Source data
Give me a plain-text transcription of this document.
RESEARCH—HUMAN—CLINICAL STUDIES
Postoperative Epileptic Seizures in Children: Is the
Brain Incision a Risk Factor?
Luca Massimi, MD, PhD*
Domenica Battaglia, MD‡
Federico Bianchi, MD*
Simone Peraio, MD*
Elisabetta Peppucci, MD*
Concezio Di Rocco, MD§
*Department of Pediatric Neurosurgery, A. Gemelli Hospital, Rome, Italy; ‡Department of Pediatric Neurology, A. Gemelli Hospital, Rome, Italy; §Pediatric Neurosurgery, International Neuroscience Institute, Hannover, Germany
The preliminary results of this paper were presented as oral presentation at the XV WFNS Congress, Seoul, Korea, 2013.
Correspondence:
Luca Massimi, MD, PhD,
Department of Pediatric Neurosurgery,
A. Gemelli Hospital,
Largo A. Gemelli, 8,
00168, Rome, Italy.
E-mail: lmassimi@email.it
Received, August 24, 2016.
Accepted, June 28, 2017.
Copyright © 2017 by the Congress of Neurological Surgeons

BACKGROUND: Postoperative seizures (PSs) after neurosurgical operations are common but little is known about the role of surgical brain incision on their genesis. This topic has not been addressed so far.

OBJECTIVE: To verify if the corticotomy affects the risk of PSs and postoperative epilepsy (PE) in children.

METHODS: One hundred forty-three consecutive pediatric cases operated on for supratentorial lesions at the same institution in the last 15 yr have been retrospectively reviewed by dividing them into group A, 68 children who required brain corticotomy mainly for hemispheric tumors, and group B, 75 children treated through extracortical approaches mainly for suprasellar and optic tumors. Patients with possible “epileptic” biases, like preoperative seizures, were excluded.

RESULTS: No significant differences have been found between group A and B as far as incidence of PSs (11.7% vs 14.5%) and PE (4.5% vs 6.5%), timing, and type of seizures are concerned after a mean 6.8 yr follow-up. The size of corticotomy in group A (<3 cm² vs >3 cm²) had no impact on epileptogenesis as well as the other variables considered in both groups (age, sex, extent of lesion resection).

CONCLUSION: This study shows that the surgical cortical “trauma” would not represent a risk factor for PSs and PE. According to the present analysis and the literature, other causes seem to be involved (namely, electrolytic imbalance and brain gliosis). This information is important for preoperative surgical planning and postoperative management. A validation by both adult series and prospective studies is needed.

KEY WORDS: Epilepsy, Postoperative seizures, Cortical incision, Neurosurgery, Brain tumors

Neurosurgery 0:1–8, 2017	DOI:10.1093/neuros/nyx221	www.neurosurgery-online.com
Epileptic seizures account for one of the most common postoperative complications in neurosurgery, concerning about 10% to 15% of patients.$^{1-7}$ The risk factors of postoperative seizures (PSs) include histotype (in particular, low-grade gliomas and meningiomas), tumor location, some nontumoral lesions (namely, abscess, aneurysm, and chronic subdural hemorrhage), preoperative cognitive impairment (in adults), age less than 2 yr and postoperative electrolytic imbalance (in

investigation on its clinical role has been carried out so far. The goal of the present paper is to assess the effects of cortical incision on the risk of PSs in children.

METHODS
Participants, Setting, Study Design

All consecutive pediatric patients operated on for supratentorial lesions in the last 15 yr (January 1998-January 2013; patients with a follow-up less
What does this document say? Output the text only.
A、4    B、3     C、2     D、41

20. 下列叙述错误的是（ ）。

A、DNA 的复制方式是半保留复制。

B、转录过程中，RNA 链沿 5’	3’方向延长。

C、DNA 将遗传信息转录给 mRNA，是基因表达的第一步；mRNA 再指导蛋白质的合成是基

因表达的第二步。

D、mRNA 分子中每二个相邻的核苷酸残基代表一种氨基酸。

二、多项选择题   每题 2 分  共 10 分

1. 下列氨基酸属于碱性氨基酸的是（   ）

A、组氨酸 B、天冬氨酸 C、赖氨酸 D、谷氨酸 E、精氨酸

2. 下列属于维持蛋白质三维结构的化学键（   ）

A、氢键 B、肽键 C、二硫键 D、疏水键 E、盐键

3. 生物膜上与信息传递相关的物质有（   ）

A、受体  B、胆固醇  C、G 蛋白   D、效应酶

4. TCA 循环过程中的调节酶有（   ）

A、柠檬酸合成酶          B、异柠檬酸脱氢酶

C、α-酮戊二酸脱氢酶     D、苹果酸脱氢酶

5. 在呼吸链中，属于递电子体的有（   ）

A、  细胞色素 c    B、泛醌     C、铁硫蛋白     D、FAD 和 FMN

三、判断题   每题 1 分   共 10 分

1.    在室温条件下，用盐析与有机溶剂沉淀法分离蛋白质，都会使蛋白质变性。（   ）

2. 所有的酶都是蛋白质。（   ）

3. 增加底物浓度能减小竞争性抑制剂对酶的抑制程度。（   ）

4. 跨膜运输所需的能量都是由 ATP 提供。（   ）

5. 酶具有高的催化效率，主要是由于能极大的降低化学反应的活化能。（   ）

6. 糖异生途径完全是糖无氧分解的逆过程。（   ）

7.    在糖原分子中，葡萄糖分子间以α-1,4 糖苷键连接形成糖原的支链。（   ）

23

» **Exercise details**:
An exact copy of every record is required here.

» **Output of the task**:
Give me a plain-text transcription of this document.
RESEARCH—HUMAN—CLINICAL STUDIES
Postoperative Epileptic Seizures in Children: Is the
Brain Incision a Risk Factor?
Luca Massimi, MD, PhD*
Domenica Battaglia, MD‡
Federico Bianchi, MD*
Simone Peraio, MD*
Elisabetta Peppucci, MD*
Concezio Di Rocco, MD§
*Department of Pediatric Neurosurgery, A. Gemelli Hospital, Rome, Italy; ‡Department of Pediatric Neurology, A. Gemelli Hospital, Rome, Italy; §Pediatric Neurosurgery, International Neuroscience Institute, Hannover, Germany
The preliminary results of this paper were presented as oral presentation at the XV WFNS Congress, Seoul, Korea, 2013.
Correspondence:
Luca Massimi, MD, PhD,
Department of Pediatric Neurosurgery,
A. Gemelli Hospital,
Largo A. Gemelli, 8,
00168, Rome, Italy.
E-mail: lmassimi@email.it
Received, August 24, 2016.
Accepted, June 28, 2017.
Copyright © 2017 by the Congress of Neurological Surgeons

BACKGROUND: Postoperative seizures (PSs) after neurosurgical operations are common but little is known about the role of surgical brain incision on their genesis. This topic has not been addressed so far.

OBJECTIVE: To verify if the corticotomy affects the risk of PSs and postoperative epilepsy (PE) in children.

METHODS: One hundred forty-three consecutive pediatric cases operated on for supratentorial lesions at the same institution in the last 15 yr have been retrospectively reviewed by dividing them into group A, 68 children who required brain corticotomy mainly for hemispheric tumors, and group B, 75 children treated through extracortical approaches mainly for suprasellar and optic tumors. Patients with possible “epileptic” biases, like preoperative seizures, were excluded.

RESULTS: No significant differences have been found between group A and B as far as incidence of PSs (11.7% vs 14.5%) and PE (4.5% vs 6.5%), timing, and type of seizures are concerned after a mean 6.8 yr follow-up. The size of corticotomy in group A (<3 cm² vs >3 cm²) had no impact on epileptogenesis as well as the other variables considered in both groups (age, sex, extent of lesion resection).

CONCLUSION: This study shows that the surgical cortical “trauma” would not represent a risk factor for PSs and PE. According to the present analysis and the literature, other causes seem to be involved (namely, electrolytic imbalance and brain gliosis). This information is important for preoperative surgical planning and postoperative management. A validation by both adult series and prospective studies is needed.

KEY WORDS: Epilepsy, Postoperative seizures, Cortical incision, Neurosurgery, Brain tumors

Neurosurgery 0:1–8, 2017	DOI:10.1093/neuros/nyx221	www.neurosurgery-online.com
Epileptic seizures account for one of the most common postoperative complications in neurosurgery, concerning about 10% to 15% of patients.$^{1-7}$ The risk factors of postoperative seizures (PSs) include histotype (in particular, low-grade gliomas and meningiomas), tumor location, some nontumoral lesions (namely, abscess, aneurysm, and chronic subdural hemorrhage), preoperative cognitive impairment (in adults), age less than 2 yr and postoperative electrolytic imbalance (in

investigation on its clinical role has been carried out so far. The goal of the present paper is to assess the effects of cortical incision on the risk of PSs in children.

METHODS
Participants, Setting, Study Design

All consecutive pediatric patients operated on for supratentorial lesions in the last 15 yr (January 1998-January 2013; patients with a follow-up less
What does this document say? Output the text only.
A、4    B、3     C、2     D、41

20. 下列叙述错误的是（ ）。

A、DNA 的复制方式是半保留复制。

B、转录过程中，RNA 链沿 5’	3’方向延长。

C、DNA 将遗传信息转录给 mRNA，是基因表达的第一步；mRNA 再指导蛋白质的合成是基

因表达的第二步。

D、mRNA 分子中每二个相邻的核苷酸残基代表一种氨基酸。

二、多项选择题   每题 2 分  共 10 分

1. 下列氨基酸属于碱性氨基酸的是（   ）

A、组氨酸 B、天冬氨酸 C、赖氨酸 D、谷氨酸 E、精氨酸

2. 下列属于维持蛋白质三维结构的化学键（   ）

A、氢键 B、肽键 C、二硫键 D、疏水键 E、盐键

3. 生物膜上与信息传递相关的物质有（   ）

A、受体  B、胆固醇  C、G 蛋白   D、效应酶

4. TCA 循环过程中的调节酶有（   ）

A、柠檬酸合成酶          B、异柠檬酸脱氢酶

C、α-酮戊二酸脱氢酶     D、苹果酸脱氢酶

5. 在呼吸链中，属于递电子体的有（   ）

A、  细胞色素 c    B、泛醌     C、铁硫蛋白     D、FAD 和 FMN

三、判断题   每题 1 分   共 10 分

1.    在室温条件下，用盐析与有机溶剂沉淀法分离蛋白质，都会使蛋白质变性。（   ）

2. 所有的酶都是蛋白质。（   ）

3. 增加底物浓度能减小竞争性抑制剂对酶的抑制程度。（   ）

4. 跨膜运输所需的能量都是由 ATP 提供。（   ）

5. 酶具有高的催化效率，主要是由于能极大的降低化学反应的活化能。（   ）

6. 糖异生途径完全是糖无氧分解的逆过程。（   ）

7.    在糖原分子中，葡萄糖分子间以α-1,4 糖苷键连接形成糖原的支链。（   ）

23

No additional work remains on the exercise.